The exercise
Write out exactly the lines below that run from the line containing "Read this page and output its text content." through the last line of the records.

═══ Data for this exercise

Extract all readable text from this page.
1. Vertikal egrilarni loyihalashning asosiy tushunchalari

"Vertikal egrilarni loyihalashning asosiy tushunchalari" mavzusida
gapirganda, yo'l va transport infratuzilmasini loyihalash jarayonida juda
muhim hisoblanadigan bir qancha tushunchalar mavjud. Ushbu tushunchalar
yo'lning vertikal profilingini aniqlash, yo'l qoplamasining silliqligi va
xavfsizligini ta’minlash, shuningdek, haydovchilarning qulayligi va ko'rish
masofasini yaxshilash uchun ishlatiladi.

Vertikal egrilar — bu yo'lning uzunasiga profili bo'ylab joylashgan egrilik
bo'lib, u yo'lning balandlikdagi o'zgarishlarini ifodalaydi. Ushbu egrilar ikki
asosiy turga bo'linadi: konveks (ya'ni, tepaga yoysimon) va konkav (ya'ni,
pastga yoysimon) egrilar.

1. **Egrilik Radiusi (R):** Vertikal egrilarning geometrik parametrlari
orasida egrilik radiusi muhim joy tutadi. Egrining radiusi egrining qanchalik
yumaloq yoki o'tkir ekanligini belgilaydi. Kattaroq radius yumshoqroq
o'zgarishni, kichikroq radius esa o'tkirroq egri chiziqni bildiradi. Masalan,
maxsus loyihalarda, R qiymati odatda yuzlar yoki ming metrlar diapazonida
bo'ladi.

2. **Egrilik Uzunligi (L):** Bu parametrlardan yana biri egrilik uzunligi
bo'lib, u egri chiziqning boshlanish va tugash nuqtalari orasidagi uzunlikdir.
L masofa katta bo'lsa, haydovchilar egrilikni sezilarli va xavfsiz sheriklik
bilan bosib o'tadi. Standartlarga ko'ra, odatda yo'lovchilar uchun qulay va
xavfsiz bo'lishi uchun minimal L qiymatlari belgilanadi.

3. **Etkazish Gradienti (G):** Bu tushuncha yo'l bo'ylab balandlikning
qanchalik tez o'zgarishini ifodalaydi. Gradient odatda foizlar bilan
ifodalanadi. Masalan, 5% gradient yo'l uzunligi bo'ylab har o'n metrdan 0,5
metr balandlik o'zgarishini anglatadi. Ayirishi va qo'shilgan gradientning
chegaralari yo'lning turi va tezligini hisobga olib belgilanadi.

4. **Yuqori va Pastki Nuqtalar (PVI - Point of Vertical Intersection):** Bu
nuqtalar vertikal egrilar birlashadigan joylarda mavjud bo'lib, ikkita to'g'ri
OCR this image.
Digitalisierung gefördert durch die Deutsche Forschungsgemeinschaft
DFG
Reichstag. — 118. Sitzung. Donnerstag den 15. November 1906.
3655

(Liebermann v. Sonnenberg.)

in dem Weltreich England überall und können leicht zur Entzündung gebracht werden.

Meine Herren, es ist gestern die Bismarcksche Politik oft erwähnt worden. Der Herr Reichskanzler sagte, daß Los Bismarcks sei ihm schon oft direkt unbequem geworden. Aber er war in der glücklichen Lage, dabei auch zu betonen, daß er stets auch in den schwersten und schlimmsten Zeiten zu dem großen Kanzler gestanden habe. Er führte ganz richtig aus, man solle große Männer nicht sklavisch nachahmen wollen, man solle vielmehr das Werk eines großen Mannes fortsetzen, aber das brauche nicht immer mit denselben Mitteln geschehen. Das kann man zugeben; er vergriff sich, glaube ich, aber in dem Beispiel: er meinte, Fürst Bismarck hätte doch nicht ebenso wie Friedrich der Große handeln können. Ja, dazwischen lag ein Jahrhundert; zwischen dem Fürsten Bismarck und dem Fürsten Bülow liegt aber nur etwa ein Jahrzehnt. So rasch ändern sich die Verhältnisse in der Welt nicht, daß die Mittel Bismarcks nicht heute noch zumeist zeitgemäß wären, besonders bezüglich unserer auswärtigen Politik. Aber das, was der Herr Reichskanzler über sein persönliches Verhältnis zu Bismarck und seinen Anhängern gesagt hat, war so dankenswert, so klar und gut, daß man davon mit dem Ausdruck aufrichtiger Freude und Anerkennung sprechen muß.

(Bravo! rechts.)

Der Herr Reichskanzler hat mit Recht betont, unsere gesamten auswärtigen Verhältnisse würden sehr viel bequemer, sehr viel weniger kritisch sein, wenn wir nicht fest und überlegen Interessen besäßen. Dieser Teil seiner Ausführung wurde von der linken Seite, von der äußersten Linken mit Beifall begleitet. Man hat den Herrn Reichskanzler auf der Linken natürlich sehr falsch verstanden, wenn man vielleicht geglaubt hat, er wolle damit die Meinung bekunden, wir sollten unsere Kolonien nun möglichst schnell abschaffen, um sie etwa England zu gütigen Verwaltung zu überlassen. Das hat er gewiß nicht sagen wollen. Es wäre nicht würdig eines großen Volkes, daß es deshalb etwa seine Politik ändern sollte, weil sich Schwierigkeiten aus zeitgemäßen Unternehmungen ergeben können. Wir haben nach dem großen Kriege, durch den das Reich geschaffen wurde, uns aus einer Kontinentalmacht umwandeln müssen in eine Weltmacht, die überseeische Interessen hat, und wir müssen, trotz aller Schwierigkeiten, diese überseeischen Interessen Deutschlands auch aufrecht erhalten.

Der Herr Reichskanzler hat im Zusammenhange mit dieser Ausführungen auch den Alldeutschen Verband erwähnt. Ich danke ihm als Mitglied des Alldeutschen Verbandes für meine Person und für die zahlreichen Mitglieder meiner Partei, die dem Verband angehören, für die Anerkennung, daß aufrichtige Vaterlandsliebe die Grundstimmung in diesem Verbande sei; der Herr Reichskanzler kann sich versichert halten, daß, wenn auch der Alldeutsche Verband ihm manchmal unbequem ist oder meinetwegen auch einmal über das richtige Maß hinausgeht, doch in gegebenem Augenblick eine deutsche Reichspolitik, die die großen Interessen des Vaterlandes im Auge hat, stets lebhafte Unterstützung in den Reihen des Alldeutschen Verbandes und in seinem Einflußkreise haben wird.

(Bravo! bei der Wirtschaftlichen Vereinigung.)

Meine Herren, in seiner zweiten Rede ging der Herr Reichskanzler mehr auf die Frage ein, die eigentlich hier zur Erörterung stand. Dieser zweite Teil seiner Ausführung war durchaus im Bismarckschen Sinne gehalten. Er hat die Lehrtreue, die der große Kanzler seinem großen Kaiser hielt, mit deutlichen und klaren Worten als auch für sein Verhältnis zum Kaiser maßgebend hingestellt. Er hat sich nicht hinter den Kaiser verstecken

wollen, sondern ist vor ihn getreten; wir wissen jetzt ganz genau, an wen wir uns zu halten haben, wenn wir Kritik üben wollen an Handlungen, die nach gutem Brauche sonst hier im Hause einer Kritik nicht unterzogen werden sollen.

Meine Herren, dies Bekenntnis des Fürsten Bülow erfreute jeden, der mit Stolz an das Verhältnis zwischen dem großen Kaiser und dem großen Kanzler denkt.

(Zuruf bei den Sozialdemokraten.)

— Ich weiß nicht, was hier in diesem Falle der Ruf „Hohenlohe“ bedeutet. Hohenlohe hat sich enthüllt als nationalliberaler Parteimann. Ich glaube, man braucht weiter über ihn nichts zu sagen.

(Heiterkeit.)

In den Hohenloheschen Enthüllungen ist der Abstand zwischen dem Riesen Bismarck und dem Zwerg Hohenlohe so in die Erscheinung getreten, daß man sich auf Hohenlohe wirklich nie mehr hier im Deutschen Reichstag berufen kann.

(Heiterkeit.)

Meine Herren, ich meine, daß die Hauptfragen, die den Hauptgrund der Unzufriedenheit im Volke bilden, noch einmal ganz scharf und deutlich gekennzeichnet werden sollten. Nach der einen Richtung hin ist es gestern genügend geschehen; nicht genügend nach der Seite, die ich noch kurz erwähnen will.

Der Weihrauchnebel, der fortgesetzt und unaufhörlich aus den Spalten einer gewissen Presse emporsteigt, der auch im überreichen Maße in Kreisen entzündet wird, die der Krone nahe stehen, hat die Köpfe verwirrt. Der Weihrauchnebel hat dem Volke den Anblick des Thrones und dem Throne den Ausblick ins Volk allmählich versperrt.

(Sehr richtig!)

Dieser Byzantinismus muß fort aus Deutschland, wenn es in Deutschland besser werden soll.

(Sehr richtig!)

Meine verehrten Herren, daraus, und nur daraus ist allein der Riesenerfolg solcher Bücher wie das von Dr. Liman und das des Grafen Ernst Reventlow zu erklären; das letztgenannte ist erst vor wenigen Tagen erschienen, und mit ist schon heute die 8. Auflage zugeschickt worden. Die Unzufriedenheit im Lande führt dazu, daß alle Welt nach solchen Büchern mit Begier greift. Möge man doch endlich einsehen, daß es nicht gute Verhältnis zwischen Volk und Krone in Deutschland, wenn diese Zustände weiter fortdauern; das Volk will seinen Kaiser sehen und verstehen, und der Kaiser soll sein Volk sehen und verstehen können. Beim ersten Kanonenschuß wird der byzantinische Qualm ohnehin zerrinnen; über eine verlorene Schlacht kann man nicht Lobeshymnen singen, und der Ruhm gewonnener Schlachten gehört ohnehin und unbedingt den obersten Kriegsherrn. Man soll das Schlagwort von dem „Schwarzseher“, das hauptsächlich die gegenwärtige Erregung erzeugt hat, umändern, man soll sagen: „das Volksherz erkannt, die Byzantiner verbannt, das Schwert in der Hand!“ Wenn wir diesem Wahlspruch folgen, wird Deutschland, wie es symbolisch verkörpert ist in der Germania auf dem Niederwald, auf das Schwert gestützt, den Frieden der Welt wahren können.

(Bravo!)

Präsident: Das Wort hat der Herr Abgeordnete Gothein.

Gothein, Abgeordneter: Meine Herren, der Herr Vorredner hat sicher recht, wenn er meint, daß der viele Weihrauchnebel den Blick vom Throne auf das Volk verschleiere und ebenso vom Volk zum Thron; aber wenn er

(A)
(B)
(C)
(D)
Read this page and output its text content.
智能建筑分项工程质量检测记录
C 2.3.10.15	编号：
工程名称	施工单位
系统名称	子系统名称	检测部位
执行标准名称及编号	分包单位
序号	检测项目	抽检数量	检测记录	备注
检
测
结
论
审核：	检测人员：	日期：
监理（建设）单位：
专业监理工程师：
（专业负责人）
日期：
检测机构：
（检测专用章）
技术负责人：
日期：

══════

The completed task
Read this page and output its text content.
智能建筑分项工程质量检测记录
C 2.3.10.15	编号：
工程名称	施工单位
系统名称	子系统名称	检测部位
执行标准名称及编号	分包单位
序号	检测项目	抽检数量	检测记录	备注
检
测
结
论
审核：	检测人员：	日期：
监理（建设）单位：
专业监理工程师：
（专业负责人）
日期：
检测机构：
（检测专用章）
技术负责人：
日期：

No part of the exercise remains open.